------ DATASET ENTRIES

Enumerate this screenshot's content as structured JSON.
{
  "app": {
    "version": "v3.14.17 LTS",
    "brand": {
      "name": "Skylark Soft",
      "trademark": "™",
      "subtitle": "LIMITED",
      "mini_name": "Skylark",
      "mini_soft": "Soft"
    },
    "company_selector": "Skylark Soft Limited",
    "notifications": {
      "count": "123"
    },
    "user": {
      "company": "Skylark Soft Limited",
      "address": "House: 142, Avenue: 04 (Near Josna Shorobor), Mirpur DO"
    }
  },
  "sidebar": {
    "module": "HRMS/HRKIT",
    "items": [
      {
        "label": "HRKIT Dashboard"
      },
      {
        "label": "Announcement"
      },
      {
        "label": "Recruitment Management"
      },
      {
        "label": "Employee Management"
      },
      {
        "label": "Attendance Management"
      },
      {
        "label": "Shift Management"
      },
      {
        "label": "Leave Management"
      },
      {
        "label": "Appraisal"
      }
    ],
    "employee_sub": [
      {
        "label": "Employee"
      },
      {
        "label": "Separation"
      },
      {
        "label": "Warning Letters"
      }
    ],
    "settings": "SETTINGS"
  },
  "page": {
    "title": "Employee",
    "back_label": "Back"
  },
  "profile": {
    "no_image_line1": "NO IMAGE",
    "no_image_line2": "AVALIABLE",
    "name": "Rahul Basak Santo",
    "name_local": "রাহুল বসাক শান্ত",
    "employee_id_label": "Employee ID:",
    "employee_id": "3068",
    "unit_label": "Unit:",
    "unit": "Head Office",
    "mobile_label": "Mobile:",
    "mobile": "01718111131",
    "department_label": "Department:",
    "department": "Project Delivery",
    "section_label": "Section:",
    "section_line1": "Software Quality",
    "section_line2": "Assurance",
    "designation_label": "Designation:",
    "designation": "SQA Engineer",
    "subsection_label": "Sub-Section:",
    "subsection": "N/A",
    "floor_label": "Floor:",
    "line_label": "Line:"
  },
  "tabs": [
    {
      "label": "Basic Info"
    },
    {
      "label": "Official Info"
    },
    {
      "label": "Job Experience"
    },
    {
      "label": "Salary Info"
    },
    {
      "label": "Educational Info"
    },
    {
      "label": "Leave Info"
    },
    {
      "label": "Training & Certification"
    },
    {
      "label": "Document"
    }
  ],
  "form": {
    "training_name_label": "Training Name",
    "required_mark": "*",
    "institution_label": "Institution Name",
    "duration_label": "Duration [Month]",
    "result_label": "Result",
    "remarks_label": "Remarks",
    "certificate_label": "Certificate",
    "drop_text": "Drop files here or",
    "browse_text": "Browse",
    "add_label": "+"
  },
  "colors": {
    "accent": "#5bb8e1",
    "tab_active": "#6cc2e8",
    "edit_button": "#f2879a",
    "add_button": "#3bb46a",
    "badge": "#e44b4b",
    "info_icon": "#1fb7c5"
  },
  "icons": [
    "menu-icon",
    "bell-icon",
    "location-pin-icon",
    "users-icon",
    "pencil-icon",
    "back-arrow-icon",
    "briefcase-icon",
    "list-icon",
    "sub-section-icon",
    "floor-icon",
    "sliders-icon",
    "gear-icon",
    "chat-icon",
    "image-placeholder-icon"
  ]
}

------------
------ DATASET ENTRIES

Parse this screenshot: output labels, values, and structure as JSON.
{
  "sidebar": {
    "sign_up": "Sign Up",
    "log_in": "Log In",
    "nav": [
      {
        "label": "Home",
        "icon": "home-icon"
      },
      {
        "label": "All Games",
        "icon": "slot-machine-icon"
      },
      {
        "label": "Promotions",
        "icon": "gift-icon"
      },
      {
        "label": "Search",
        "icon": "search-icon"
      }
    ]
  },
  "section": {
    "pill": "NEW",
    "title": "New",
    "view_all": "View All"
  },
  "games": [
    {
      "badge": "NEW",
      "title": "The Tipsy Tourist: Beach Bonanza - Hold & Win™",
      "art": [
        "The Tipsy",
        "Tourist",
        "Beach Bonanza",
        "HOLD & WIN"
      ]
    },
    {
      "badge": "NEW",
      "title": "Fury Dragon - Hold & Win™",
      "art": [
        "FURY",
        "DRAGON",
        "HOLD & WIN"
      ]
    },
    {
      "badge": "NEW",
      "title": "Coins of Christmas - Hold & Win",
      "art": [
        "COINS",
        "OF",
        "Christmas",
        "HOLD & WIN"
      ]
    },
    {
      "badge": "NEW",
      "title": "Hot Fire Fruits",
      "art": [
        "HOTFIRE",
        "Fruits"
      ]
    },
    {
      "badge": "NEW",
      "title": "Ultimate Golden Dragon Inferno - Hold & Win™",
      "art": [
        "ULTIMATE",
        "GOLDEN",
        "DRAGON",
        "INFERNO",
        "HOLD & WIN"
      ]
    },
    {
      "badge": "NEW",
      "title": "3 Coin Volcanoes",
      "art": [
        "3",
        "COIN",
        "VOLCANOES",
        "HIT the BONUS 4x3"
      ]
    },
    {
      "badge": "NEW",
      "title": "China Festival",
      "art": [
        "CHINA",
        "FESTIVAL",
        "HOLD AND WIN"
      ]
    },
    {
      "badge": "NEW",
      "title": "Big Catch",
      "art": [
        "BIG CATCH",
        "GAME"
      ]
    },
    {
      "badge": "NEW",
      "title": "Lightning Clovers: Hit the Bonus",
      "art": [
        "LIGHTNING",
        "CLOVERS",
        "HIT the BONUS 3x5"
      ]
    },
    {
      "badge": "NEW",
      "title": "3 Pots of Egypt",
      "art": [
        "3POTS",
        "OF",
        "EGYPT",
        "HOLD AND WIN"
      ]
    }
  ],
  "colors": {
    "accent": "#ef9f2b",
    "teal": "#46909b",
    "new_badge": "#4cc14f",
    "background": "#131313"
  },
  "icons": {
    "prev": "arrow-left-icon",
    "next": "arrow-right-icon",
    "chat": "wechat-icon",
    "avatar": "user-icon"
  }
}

------------

** EXERCISE OBJECTIVE **
Copy out every line of the listing that contains the string "Tourist".

** EXERCISE ANSWER **
      "title": "The Tipsy Tourist: Beach Bonanza - Hold & Win™",
        "Tourist",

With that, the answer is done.